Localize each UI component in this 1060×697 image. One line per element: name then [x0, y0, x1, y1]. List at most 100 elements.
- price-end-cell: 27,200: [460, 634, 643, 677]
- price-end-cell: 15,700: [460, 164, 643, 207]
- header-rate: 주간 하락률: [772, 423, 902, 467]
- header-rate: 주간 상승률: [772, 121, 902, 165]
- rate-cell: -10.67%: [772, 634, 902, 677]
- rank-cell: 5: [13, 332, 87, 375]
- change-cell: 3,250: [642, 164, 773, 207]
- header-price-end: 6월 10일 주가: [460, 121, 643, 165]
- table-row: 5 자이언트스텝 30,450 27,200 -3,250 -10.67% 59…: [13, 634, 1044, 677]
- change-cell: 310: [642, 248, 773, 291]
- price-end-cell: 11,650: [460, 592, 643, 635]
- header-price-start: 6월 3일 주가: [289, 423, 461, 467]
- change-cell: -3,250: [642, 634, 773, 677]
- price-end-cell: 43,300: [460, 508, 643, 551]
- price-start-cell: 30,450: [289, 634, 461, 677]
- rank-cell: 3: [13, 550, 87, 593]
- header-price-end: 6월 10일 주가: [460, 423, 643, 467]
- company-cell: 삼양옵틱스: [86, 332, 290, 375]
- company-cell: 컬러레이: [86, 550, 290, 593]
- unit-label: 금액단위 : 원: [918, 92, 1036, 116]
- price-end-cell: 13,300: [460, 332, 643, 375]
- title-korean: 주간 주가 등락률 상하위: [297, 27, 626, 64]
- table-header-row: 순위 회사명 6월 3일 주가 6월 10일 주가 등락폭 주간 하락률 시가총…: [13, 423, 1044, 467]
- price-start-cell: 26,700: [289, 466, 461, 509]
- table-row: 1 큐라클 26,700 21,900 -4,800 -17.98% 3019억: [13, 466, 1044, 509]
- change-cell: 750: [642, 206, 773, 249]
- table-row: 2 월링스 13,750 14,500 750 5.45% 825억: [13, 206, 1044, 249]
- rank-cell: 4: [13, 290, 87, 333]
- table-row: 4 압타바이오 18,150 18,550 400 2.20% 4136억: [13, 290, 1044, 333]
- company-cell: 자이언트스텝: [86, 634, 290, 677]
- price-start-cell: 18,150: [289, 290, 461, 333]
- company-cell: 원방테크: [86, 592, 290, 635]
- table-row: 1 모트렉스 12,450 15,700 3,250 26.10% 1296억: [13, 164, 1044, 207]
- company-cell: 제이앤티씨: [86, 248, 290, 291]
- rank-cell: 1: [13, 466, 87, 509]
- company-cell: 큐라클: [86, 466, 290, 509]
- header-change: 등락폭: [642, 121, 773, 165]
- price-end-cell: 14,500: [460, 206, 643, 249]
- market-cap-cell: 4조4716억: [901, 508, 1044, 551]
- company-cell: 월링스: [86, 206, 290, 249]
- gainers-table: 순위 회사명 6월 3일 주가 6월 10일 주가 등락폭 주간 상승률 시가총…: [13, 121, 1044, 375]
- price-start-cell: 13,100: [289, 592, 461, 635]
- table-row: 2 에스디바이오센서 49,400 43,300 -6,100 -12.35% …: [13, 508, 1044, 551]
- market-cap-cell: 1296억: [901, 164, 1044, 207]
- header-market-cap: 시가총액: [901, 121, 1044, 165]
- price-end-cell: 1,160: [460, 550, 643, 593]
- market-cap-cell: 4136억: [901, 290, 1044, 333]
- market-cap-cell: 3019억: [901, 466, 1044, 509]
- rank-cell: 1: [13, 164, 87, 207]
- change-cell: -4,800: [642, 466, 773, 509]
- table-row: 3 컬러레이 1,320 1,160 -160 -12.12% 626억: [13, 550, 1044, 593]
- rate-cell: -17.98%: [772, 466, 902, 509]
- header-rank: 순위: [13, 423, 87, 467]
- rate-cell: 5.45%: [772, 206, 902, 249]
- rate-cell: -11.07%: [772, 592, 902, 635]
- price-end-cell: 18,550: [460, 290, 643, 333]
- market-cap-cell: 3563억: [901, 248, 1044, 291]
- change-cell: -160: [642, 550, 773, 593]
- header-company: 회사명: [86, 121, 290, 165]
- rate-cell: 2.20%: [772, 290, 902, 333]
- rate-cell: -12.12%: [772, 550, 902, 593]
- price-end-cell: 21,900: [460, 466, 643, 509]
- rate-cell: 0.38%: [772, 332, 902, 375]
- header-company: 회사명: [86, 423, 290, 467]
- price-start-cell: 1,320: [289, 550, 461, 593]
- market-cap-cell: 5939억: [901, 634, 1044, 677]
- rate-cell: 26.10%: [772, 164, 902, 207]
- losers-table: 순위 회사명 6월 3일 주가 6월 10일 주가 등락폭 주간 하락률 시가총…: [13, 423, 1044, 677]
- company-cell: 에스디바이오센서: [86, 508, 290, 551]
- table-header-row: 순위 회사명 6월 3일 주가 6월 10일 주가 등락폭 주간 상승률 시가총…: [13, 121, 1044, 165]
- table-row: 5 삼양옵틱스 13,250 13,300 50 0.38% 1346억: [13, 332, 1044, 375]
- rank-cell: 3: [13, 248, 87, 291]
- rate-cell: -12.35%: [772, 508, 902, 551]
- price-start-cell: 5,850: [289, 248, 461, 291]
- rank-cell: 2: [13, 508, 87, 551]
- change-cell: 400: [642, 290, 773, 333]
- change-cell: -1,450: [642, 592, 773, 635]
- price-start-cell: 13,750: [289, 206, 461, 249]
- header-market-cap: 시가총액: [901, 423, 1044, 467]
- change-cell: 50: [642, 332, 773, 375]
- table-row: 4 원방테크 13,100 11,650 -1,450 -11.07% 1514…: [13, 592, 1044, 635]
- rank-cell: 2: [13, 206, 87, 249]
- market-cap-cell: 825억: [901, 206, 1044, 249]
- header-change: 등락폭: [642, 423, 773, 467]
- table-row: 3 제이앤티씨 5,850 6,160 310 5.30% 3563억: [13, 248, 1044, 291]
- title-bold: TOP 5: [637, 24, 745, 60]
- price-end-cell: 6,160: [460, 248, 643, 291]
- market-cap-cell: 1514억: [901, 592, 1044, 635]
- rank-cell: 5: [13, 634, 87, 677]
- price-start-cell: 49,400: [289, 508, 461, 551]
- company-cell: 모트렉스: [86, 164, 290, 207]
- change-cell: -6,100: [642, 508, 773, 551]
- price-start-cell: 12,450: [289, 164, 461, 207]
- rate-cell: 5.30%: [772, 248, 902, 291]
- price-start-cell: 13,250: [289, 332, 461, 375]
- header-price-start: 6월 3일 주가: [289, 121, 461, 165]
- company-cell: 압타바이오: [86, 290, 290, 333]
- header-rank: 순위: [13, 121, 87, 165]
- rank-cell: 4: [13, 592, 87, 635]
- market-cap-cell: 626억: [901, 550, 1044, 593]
* * * * * * *
- EXERCISE TASK
Could you express every line above as a JSON list of strings, one string per line, with any blank lines left out?

- RESULT OF THE EXERCISE
[
  "Localize each UI component in this 1060×697 image. One line per element: name then [x0, y0, x1, y1]. List at most 100 elements.",
  "- price-end-cell: 27,200: [460, 634, 643, 677]",
  "- price-end-cell: 15,700: [460, 164, 643, 207]",
  "- header-rate: 주간 하락률: [772, 423, 902, 467]",
  "- header-rate: 주간 상승률: [772, 121, 902, 165]",
  "- rate-cell: -10.67%: [772, 634, 902, 677]",
  "- rank-cell: 5: [13, 332, 87, 375]",
  "- change-cell: 3,250: [642, 164, 773, 207]",
  "- header-price-end: 6월 10일 주가: [460, 121, 643, 165]",
  "- table-row: 5 자이언트스텝 30,450 27,200 -3,250 -10.67% 59…: [13, 634, 1044, 677]",
  "- change-cell: 310: [642, 248, 773, 291]",
  "- price-end-cell: 11,650: [460, 592, 643, 635]",
  "- header-price-start: 6월 3일 주가: [289, 423, 461, 467]",
  "- change-cell: -3,250: [642, 634, 773, 677]",
  "- price-end-cell: 43,300: [460, 508, 643, 551]",
  "- price-start-cell: 30,450: [289, 634, 461, 677]",
  "- rank-cell: 3: [13, 550, 87, 593]",
  "- header-price-end: 6월 10일 주가: [460, 423, 643, 467]",
  "- company-cell: 삼양옵틱스: [86, 332, 290, 375]",
  "- company-cell: 컬러레이: [86, 550, 290, 593]",
  "- unit-label: 금액단위 : 원: [918, 92, 1036, 116]",
  "- price-end-cell: 13,300: [460, 332, 643, 375]",
  "- title-korean: 주간 주가 등락률 상하위: [297, 27, 626, 64]",
  "- table-header-row: 순위 회사명 6월 3일 주가 6월 10일 주가 등락폭 주간 하락률 시가총…: [13, 423, 1044, 467]",
  "- price-start-cell: 26,700: [289, 466, 461, 509]",
  "- table-row: 1 큐라클 26,700 21,900 -4,800 -17.98% 3019억: [13, 466, 1044, 509]",
  "- change-cell: 750: [642, 206, 773, 249]",
  "- table-row: 2 월링스 13,750 14,500 750 5.45% 825억: [13, 206, 1044, 249]",
  "- rank-cell: 4: [13, 290, 87, 333]",
  "- table-row: 4 압타바이오 18,150 18,550 400 2.20% 4136억: [13, 290, 1044, 333]",
  "- company-cell: 자이언트스텝: [86, 634, 290, 677]",
  "- price-start-cell: 18,150: [289, 290, 461, 333]",
  "- company-cell: 원방테크: [86, 592, 290, 635]",
  "- table-row: 1 모트렉스 12,450 15,700 3,250 26.10% 1296억: [13, 164, 1044, 207]",
  "- company-cell: 제이앤티씨: [86, 248, 290, 291]",
  "- rank-cell: 1: [13, 466, 87, 509]",
  "- company-cell: 큐라클: [86, 466, 290, 509]",
  "- header-change: 등락폭: [642, 121, 773, 165]",
  "- price-end-cell: 14,500: [460, 206, 643, 249]",
  "- market-cap-cell: 4조4716억: [901, 508, 1044, 551]",
  "- company-cell: 월링스: [86, 206, 290, 249]",
  "- gainers-table: 순위 회사명 6월 3일 주가 6월 10일 주가 등락폭 주간 상승률 시가총…: [13, 121, 1044, 375]",
  "- price-start-cell: 13,100: [289, 592, 461, 635]",
  "- table-row: 2 에스디바이오센서 49,400 43,300 -6,100 -12.35% …: [13, 508, 1044, 551]",
  "- market-cap-cell: 1296억: [901, 164, 1044, 207]",
  "- header-market-cap: 시가총액: [901, 121, 1044, 165]",
  "- price-end-cell: 1,160: [460, 550, 643, 593]",
  "- market-cap-cell: 4136억: [901, 290, 1044, 333]",
  "- market-cap-cell: 3019억: [901, 466, 1044, 509]",
  "- rank-cell: 1: [13, 164, 87, 207]",
  "- change-cell: -4,800: [642, 466, 773, 509]",
  "- table-row: 3 컬러레이 1,320 1,160 -160 -12.12% 626억: [13, 550, 1044, 593]",
  "- rate-cell: -17.98%: [772, 466, 902, 509]",
  "- header-rank: 순위: [13, 423, 87, 467]",
  "- rate-cell: 5.45%: [772, 206, 902, 249]",
  "- rate-cell: -11.07%: [772, 592, 902, 635]",
  "- price-end-cell: 18,550: [460, 290, 643, 333]",
  "- market-cap-cell: 3563억: [901, 248, 1044, 291]",
  "- change-cell: -160: [642, 550, 773, 593]",
  "- header-company: 회사명: [86, 121, 290, 165]",
  "- rate-cell: 2.20%: [772, 290, 902, 333]",
  "- rate-cell: -12.12%: [772, 550, 902, 593]",
  "- price-end-cell: 21,900: [460, 466, 643, 509]",
  "- rate-cell: 0.38%: [772, 332, 902, 375]",
  "- header-company: 회사명: [86, 423, 290, 467]",
  "- price-start-cell: 1,320: [289, 550, 461, 593]",
  "- market-cap-cell: 5939억: [901, 634, 1044, 677]",
  "- rate-cell: 26.10%: [772, 164, 902, 207]",
  "- losers-table: 순위 회사명 6월 3일 주가 6월 10일 주가 등락폭 주간 하락률 시가총…: [13, 423, 1044, 677]",
  "- company-cell: 에스디바이오센서: [86, 508, 290, 551]",
  "- table-header-row: 순위 회사명 6월 3일 주가 6월 10일 주가 등락폭 주간 상승률 시가총…: [13, 121, 1044, 165]",
  "- table-row: 5 삼양옵틱스 13,250 13,300 50 0.38% 1346억: [13, 332, 1044, 375]",
  "- rank-cell: 3: [13, 248, 87, 291]",
  "- rate-cell: -12.35%: [772, 508, 902, 551]",
  "- price-start-cell: 5,850: [289, 248, 461, 291]",
  "- rank-cell: 2: [13, 508, 87, 551]",
  "- change-cell: 400: [642, 290, 773, 333]",
  "- change-cell: -1,450: [642, 592, 773, 635]",
  "- price-start-cell: 13,750: [289, 206, 461, 249]",
  "- header-market-cap: 시가총액: [901, 423, 1044, 467]",
  "- change-cell: 50: [642, 332, 773, 375]",
  "- table-row: 4 원방테크 13,100 11,650 -1,450 -11.07% 1514…: [13, 592, 1044, 635]",
  "- rank-cell: 2: [13, 206, 87, 249]",
  "- market-cap-cell: 825억: [901, 206, 1044, 249]",
  "- header-change: 등락폭: [642, 423, 773, 467]",
  "- table-row: 3 제이앤티씨 5,850 6,160 310 5.30% 3563억: [13, 248, 1044, 291]",
  "- title-bold: TOP 5: [637, 24, 745, 60]",
  "- price-end-cell: 6,160: [460, 248, 643, 291]",
  "- market-cap-cell: 1514억: [901, 592, 1044, 635]",
  "- rank-cell: 5: [13, 634, 87, 677]",
  "- price-start-cell: 49,400: [289, 508, 461, 551]",
  "- company-cell: 모트렉스: [86, 164, 290, 207]",
  "- change-cell: -6,100: [642, 508, 773, 551]",
  "- price-start-cell: 12,450: [289, 164, 461, 207]",
  "- rate-cell: 5.30%: [772, 248, 902, 291]",
  "- price-start-cell: 13,250: [289, 332, 461, 375]",
  "- header-price-start: 6월 3일 주가: [289, 121, 461, 165]",
  "- company-cell: 압타바이오: [86, 290, 290, 333]",
  "- header-rank: 순위: [13, 121, 87, 165]",
  "- rank-cell: 4: [13, 592, 87, 635]",
  "- market-cap-cell: 626억: [901, 550, 1044, 593]"
]